Reproduce the records word for word, starting from the first line and ending with the line that contains "card-header: 0.03 BPS — [245, 192, 425, 212]", including both of those lines.

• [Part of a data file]
..............................
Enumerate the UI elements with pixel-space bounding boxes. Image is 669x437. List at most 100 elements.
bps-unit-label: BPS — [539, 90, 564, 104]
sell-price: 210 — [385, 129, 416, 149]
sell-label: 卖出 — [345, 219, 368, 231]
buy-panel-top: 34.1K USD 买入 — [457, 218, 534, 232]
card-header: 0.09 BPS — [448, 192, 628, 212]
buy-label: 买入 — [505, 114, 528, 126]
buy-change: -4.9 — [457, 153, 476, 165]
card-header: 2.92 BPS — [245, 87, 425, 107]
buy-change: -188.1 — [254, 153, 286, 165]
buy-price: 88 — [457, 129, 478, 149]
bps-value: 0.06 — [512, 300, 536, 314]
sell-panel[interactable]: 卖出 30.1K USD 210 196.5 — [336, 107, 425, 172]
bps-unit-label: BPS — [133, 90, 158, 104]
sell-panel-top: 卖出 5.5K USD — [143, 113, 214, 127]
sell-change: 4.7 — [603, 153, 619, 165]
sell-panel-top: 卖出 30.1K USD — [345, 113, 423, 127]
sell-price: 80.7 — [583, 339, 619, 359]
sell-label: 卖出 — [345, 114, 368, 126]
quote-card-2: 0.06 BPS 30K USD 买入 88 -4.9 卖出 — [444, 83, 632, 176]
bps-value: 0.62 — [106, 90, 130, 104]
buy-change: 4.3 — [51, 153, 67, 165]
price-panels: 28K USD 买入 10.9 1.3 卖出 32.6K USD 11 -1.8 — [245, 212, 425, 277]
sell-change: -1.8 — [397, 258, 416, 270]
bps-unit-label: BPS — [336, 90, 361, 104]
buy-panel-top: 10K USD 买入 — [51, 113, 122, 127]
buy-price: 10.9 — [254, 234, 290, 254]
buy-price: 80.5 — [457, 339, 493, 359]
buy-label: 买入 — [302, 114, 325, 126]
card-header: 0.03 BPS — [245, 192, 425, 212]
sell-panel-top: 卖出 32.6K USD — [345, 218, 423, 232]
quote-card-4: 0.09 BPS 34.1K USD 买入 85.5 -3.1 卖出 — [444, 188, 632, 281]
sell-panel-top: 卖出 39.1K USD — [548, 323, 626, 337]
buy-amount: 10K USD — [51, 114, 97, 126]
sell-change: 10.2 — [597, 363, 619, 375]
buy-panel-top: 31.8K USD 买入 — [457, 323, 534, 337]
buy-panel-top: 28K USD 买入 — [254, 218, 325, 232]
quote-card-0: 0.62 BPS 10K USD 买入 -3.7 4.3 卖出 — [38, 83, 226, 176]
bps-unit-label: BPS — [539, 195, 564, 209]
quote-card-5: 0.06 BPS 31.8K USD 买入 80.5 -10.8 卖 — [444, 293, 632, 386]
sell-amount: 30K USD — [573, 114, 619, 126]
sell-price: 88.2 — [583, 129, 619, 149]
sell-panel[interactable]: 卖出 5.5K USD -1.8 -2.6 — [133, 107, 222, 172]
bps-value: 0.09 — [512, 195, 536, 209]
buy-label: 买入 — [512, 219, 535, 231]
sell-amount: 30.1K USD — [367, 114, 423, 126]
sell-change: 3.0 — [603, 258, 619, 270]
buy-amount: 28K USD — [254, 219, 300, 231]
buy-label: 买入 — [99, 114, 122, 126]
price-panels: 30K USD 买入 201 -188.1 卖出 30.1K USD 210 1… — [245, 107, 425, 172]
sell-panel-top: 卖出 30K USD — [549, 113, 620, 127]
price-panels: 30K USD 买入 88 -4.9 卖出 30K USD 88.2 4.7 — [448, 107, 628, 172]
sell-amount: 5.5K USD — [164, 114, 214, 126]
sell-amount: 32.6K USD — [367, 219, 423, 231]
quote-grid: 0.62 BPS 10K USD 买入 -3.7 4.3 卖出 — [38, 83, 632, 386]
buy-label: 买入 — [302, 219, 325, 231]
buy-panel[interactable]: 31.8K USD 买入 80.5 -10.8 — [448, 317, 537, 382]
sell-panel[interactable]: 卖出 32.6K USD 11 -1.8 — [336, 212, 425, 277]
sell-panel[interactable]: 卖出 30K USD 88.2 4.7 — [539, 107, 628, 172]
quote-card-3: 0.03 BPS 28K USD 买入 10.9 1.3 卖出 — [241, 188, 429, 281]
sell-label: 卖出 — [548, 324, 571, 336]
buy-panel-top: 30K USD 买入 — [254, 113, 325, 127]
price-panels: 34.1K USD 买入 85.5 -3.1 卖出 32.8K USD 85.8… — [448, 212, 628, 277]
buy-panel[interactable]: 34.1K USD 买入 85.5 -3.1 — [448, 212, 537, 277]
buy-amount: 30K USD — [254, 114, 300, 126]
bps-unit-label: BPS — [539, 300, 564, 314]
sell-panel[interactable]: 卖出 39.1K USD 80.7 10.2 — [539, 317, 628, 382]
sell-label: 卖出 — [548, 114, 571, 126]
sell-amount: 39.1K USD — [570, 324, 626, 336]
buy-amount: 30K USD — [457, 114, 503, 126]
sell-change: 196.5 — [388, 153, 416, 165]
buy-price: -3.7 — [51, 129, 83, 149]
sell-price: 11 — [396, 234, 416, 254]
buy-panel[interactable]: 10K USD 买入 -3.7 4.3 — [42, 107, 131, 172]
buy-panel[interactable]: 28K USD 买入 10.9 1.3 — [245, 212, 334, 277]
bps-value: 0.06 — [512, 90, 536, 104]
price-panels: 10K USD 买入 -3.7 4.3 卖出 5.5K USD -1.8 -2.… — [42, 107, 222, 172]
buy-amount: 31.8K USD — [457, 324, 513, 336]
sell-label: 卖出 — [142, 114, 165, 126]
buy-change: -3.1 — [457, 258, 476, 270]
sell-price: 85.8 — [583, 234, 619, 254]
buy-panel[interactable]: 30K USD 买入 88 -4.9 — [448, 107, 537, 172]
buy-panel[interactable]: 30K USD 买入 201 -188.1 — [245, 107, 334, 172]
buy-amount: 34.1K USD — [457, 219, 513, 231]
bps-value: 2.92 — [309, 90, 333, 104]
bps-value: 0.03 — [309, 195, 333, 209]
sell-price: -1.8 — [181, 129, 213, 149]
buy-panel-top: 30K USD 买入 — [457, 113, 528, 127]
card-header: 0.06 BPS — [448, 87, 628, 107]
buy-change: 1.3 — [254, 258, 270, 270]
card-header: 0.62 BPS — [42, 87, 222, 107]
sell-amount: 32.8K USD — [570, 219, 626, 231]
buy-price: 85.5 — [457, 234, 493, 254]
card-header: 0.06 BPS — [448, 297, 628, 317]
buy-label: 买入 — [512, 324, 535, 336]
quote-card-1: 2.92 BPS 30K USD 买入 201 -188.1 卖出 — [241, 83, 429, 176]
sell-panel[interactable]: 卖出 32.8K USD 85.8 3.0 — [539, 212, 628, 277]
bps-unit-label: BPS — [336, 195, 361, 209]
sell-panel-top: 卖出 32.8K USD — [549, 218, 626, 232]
..............................
• [Reply]
Enumerate the UI elements with pixel-space bounding boxes. Image is 669x437. List at most 100 elements.
bps-unit-label: BPS — [539, 90, 564, 104]
sell-price: 210 — [385, 129, 416, 149]
sell-label: 卖出 — [345, 219, 368, 231]
buy-panel-top: 34.1K USD 买入 — [457, 218, 534, 232]
card-header: 0.09 BPS — [448, 192, 628, 212]
buy-label: 买入 — [505, 114, 528, 126]
buy-change: -4.9 — [457, 153, 476, 165]
card-header: 2.92 BPS — [245, 87, 425, 107]
buy-change: -188.1 — [254, 153, 286, 165]
buy-price: 88 — [457, 129, 478, 149]
bps-value: 0.06 — [512, 300, 536, 314]
sell-panel[interactable]: 卖出 30.1K USD 210 196.5 — [336, 107, 425, 172]
bps-unit-label: BPS — [133, 90, 158, 104]
sell-panel-top: 卖出 5.5K USD — [143, 113, 214, 127]
sell-change: 4.7 — [603, 153, 619, 165]
sell-panel-top: 卖出 30.1K USD — [345, 113, 423, 127]
sell-price: 80.7 — [583, 339, 619, 359]
sell-label: 卖出 — [345, 114, 368, 126]
quote-card-2: 0.06 BPS 30K USD 买入 88 -4.9 卖出 — [444, 83, 632, 176]
bps-value: 0.62 — [106, 90, 130, 104]
buy-change: 4.3 — [51, 153, 67, 165]
price-panels: 28K USD 买入 10.9 1.3 卖出 32.6K USD 11 -1.8 — [245, 212, 425, 277]
sell-change: -1.8 — [397, 258, 416, 270]
bps-unit-label: BPS — [336, 90, 361, 104]
buy-panel-top: 10K USD 买入 — [51, 113, 122, 127]
buy-price: 10.9 — [254, 234, 290, 254]
buy-price: 80.5 — [457, 339, 493, 359]
buy-label: 买入 — [302, 114, 325, 126]
card-header: 0.03 BPS — [245, 192, 425, 212]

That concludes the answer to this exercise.